# [PROBLEM TO WORK ON]
Keep only those lines of the records that include the string "Orders".

# [PROVIDED DATA]
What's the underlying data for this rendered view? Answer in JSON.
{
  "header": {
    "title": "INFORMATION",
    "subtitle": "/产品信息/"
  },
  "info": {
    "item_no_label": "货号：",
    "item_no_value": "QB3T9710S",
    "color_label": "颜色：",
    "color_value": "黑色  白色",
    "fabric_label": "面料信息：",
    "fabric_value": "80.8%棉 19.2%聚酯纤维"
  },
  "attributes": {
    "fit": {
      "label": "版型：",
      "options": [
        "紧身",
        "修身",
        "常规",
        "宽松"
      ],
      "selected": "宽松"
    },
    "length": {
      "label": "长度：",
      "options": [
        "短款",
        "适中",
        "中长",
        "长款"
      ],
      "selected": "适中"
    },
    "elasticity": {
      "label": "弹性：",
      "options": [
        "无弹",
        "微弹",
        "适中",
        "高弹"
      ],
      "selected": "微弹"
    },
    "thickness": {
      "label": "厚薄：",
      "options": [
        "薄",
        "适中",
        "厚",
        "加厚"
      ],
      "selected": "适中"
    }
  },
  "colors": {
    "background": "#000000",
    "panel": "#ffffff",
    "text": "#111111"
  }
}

---

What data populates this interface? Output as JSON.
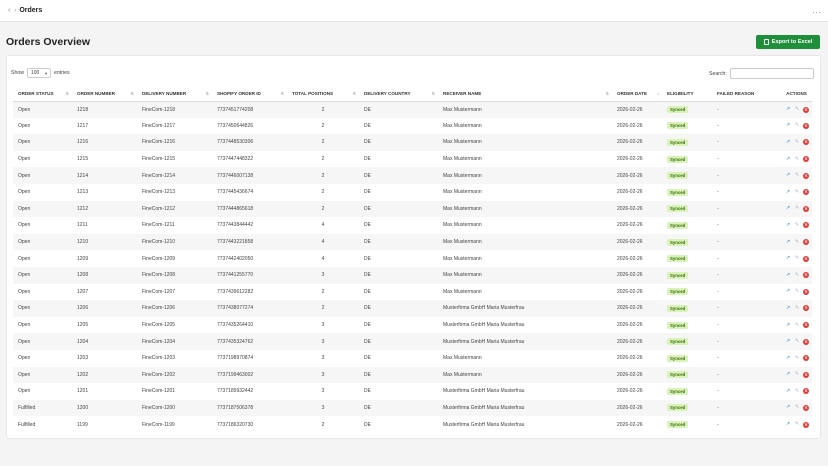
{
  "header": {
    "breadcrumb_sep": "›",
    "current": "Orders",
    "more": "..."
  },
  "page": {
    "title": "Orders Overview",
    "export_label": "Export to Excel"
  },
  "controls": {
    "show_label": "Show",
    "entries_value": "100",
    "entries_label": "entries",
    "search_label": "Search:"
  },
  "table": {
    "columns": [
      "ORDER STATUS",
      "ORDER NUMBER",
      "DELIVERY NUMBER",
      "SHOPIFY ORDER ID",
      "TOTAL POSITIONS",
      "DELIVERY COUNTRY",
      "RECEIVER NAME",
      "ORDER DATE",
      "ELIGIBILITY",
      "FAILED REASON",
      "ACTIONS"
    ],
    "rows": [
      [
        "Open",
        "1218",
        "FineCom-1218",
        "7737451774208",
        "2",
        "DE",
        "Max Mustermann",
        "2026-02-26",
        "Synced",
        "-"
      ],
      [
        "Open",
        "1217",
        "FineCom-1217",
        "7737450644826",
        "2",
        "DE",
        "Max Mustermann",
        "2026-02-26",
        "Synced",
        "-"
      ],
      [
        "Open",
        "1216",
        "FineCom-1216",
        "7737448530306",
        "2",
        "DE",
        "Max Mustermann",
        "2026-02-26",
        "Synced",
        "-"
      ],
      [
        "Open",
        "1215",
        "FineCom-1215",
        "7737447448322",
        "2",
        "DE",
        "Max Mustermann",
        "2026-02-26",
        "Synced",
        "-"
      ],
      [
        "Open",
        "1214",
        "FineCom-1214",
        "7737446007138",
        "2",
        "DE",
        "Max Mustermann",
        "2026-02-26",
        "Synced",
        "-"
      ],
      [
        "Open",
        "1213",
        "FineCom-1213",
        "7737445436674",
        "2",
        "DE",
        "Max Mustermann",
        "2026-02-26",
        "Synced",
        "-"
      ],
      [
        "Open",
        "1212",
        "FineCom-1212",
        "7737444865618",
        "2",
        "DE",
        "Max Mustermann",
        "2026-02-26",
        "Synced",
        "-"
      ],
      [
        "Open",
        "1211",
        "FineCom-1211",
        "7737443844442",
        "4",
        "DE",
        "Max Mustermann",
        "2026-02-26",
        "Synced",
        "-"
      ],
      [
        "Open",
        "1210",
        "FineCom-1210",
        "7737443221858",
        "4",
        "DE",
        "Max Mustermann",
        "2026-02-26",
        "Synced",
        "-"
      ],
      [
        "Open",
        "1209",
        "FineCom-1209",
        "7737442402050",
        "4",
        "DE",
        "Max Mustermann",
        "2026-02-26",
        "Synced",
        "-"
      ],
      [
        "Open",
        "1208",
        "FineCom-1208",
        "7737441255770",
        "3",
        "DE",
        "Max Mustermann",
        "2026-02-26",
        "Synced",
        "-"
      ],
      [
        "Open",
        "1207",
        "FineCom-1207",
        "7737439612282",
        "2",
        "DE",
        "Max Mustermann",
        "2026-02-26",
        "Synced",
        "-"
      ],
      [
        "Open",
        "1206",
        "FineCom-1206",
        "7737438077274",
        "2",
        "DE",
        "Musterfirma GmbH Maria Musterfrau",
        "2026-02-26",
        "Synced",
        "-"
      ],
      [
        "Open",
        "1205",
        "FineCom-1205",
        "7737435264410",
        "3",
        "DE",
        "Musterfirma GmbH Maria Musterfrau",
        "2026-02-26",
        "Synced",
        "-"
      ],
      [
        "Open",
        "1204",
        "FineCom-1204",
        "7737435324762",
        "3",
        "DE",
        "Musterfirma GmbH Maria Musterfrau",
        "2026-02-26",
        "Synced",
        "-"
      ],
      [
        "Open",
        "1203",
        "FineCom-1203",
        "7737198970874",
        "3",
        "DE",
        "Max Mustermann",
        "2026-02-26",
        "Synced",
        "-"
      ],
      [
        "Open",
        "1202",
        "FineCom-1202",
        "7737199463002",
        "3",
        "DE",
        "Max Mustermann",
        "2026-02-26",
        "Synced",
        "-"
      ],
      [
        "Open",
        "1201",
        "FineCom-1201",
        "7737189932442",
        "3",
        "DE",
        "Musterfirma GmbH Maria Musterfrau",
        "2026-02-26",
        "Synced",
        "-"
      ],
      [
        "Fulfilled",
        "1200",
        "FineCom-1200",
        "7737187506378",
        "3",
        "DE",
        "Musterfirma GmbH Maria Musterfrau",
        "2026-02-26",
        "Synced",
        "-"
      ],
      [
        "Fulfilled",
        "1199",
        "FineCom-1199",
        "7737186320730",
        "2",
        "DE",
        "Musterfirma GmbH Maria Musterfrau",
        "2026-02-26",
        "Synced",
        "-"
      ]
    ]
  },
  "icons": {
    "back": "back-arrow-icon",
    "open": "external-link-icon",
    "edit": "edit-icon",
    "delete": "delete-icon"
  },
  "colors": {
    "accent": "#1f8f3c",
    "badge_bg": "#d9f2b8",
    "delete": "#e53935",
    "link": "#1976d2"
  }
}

--

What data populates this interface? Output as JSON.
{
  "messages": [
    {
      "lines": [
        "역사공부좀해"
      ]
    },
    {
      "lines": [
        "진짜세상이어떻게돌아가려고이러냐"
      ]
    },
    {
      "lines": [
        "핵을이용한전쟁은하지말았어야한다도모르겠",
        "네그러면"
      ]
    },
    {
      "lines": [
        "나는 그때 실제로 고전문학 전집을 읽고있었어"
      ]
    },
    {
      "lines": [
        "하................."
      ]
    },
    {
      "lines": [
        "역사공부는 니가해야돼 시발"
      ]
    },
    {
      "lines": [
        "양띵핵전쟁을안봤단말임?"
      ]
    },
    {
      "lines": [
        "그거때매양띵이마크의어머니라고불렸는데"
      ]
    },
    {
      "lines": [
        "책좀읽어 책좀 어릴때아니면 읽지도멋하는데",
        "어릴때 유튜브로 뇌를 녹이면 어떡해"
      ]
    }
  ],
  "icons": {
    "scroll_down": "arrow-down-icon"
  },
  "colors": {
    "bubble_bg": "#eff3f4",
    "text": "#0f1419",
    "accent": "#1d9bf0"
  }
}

# [ANSWER FOR THE TASK]
    "current": "Orders",
    "title": "Orders Overview",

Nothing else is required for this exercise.